__GOAL__
Gather every row below that contains the string "playing" and copy each of those rows in full.

** begin THE RECORDS **

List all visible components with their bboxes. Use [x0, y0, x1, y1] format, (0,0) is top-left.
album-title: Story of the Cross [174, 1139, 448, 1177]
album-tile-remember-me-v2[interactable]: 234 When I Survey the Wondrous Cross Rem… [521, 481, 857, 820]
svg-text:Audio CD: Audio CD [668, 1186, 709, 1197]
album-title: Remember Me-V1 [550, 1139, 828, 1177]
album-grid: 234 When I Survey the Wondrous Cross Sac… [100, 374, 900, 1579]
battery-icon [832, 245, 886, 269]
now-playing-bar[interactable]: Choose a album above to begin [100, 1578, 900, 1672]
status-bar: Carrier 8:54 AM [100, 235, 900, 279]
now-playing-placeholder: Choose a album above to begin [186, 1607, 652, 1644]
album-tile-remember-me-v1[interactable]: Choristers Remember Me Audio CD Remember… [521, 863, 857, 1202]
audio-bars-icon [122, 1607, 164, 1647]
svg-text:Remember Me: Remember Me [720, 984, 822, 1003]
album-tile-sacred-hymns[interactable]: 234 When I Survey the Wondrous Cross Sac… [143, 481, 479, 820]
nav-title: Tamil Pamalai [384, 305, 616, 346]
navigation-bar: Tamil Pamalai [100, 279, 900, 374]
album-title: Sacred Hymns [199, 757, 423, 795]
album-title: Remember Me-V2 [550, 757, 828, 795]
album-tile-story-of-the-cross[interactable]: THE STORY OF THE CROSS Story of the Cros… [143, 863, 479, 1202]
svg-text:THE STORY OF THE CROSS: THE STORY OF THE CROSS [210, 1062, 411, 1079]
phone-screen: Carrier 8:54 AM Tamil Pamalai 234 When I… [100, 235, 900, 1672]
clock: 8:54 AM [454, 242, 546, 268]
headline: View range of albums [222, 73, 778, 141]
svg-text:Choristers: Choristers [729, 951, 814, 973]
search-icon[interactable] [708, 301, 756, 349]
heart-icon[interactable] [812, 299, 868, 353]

** end THE RECORDS **

__OUTPUT FOR THIS TASK__
now-playing-bar[interactable]: Choose a album above to begin [100, 1578, 900, 1672]
now-playing-placeholder: Choose a album above to begin [186, 1607, 652, 1644]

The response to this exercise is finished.